* Data supplied:
-.-.-

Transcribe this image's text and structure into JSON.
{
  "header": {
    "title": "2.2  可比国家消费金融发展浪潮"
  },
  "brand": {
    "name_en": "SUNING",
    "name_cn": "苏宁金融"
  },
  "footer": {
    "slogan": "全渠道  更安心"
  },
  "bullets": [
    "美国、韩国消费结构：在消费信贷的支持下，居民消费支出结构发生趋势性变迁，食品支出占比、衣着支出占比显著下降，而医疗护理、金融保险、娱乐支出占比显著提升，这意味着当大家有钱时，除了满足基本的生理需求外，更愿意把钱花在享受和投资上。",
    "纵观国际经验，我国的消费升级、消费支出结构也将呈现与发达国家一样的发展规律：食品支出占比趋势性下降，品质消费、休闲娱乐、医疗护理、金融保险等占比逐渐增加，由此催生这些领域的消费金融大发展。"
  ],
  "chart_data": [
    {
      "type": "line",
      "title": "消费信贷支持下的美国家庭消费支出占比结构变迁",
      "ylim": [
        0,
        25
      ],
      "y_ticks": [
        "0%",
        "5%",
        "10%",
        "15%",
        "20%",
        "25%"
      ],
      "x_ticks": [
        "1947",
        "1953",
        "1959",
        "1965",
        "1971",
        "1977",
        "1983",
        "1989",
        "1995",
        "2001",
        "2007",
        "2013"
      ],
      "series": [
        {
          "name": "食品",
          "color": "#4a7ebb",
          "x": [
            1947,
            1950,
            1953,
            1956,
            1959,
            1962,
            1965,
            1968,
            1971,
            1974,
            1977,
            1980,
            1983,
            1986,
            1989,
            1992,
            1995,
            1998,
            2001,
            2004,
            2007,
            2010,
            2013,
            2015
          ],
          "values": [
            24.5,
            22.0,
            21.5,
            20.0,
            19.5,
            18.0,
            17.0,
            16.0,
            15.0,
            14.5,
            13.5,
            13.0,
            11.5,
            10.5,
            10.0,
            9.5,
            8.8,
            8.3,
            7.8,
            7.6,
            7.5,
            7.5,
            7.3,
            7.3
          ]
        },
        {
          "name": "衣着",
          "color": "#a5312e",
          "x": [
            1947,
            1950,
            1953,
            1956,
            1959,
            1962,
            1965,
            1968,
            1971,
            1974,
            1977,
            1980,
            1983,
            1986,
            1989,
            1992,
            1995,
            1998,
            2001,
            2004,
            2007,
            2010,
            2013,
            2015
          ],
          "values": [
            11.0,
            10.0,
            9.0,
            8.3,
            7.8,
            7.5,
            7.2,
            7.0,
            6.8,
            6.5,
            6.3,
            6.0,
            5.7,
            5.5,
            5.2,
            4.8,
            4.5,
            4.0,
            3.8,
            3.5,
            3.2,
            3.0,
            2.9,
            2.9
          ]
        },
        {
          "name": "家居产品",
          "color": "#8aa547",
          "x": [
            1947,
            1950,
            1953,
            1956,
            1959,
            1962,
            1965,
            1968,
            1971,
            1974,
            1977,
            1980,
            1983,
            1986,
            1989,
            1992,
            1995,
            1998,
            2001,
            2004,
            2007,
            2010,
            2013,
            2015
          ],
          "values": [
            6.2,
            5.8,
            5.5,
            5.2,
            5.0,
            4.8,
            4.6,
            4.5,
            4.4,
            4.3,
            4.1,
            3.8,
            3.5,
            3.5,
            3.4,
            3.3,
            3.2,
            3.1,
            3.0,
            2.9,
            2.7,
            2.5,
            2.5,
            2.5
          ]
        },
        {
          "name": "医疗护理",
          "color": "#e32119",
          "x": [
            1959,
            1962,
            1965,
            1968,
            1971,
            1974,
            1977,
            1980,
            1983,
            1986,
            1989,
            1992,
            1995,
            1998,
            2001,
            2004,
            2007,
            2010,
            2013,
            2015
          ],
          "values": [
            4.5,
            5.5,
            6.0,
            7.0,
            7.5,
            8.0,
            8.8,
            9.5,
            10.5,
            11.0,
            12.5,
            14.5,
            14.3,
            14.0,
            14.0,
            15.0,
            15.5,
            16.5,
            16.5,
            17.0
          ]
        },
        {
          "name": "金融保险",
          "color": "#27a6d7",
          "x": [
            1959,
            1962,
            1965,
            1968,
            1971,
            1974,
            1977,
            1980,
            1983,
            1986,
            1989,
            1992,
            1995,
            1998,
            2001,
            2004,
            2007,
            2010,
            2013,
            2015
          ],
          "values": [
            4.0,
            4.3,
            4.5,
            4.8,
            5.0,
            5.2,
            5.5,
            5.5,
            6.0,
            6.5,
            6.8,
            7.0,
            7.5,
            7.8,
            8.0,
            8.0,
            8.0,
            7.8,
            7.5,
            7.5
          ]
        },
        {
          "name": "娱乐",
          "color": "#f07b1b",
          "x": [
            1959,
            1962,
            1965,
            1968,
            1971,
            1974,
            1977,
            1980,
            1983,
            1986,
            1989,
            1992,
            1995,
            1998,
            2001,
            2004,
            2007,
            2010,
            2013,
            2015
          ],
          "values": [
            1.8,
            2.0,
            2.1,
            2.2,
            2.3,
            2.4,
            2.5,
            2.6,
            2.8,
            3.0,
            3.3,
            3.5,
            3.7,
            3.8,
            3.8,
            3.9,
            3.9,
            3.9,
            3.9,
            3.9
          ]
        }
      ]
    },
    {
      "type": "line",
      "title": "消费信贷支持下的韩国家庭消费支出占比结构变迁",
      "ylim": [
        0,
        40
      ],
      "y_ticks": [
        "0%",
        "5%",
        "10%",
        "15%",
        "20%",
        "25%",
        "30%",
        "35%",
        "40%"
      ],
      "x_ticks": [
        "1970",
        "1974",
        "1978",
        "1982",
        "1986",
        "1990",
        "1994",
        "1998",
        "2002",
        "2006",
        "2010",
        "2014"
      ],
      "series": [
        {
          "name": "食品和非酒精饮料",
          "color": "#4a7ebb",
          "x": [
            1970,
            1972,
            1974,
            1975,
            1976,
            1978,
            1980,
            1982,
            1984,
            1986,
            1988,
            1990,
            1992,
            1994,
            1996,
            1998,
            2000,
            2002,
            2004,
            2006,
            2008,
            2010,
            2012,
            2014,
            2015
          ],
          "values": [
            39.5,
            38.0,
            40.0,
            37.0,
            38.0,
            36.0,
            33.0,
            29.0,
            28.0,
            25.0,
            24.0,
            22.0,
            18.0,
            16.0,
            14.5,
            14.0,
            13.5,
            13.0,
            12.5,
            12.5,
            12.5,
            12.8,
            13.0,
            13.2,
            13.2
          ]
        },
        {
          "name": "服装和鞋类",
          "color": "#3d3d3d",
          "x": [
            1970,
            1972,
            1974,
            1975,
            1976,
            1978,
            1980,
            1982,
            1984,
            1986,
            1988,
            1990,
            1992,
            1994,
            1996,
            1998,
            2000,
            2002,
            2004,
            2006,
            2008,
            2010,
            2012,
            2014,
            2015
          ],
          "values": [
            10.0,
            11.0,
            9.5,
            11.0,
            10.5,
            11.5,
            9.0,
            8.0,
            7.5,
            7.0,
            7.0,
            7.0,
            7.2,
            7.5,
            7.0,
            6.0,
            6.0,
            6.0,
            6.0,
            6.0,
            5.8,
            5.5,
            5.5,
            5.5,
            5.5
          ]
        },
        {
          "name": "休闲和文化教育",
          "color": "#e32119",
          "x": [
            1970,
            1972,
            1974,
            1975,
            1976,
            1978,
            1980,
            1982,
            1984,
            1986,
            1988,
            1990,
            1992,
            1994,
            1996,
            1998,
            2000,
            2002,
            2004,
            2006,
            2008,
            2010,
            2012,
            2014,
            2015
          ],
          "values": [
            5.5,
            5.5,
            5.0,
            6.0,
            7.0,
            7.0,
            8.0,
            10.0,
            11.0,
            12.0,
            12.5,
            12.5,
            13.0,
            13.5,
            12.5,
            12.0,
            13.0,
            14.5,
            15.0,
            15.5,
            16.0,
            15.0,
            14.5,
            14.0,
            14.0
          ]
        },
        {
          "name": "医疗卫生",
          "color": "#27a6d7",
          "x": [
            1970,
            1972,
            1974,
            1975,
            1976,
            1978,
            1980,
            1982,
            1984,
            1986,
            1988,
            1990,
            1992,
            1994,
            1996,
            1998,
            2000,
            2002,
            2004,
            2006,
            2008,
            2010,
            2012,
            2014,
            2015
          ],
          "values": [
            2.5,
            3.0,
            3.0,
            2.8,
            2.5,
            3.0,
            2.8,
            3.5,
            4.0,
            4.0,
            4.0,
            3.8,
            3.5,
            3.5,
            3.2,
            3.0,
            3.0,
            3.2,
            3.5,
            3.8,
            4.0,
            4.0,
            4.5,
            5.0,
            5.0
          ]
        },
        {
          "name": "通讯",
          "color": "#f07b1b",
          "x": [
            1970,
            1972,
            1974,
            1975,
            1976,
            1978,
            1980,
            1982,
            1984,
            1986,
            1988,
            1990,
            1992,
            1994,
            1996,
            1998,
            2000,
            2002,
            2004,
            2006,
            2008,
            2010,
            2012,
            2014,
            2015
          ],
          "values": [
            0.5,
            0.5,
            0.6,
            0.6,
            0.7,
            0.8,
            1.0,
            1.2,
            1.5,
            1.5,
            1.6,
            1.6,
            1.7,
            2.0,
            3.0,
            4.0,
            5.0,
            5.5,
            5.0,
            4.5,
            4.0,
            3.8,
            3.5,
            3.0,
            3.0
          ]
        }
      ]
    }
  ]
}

-.-.-

* Exercise brief: Each line that contains the string "title" counts once; report how many such lines the entries have, giving only the number.

* Answer to this exercise: 3